Written request. Nothing before the line containing "What text is on this page?" belongs in the answer; quote that line and all lines after it through the end of the material, word for word.

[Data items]

[BEGIN]

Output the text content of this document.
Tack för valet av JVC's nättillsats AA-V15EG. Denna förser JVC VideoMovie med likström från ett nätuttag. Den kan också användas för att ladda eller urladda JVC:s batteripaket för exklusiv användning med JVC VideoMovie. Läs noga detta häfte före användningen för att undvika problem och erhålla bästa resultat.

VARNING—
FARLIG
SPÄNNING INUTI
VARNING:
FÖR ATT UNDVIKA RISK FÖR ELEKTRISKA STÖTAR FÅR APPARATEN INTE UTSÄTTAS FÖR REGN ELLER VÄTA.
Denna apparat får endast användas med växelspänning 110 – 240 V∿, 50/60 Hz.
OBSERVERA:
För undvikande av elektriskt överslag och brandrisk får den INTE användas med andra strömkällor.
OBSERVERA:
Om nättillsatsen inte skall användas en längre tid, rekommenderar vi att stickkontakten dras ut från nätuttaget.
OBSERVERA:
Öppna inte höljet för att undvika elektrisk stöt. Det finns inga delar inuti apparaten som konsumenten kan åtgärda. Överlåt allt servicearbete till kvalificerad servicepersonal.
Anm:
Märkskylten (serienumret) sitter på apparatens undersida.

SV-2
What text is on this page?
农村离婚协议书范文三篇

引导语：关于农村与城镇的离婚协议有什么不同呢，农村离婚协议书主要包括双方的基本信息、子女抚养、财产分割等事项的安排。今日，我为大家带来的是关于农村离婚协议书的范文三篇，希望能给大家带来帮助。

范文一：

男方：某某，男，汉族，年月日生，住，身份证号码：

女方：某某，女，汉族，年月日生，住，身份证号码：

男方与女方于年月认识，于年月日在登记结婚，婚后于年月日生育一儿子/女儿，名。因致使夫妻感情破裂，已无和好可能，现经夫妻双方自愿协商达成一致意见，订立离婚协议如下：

[END]

Solved problem.
What text is on this page?
农村离婚协议书范文三篇

引导语：关于农村与城镇的离婚协议有什么不同呢，农村离婚协议书主要包括双方的基本信息、子女抚养、财产分割等事项的安排。今日，我为大家带来的是关于农村离婚协议书的范文三篇，希望能给大家带来帮助。

范文一：

男方：某某，男，汉族，年月日生，住，身份证号码：

女方：某某，女，汉族，年月日生，住，身份证号码：

男方与女方于年月认识，于年月日在登记结婚，婚后于年月日生育一儿子/女儿，名。因致使夫妻感情破裂，已无和好可能，现经夫妻双方自愿协商达成一致意见，订立离婚协议如下：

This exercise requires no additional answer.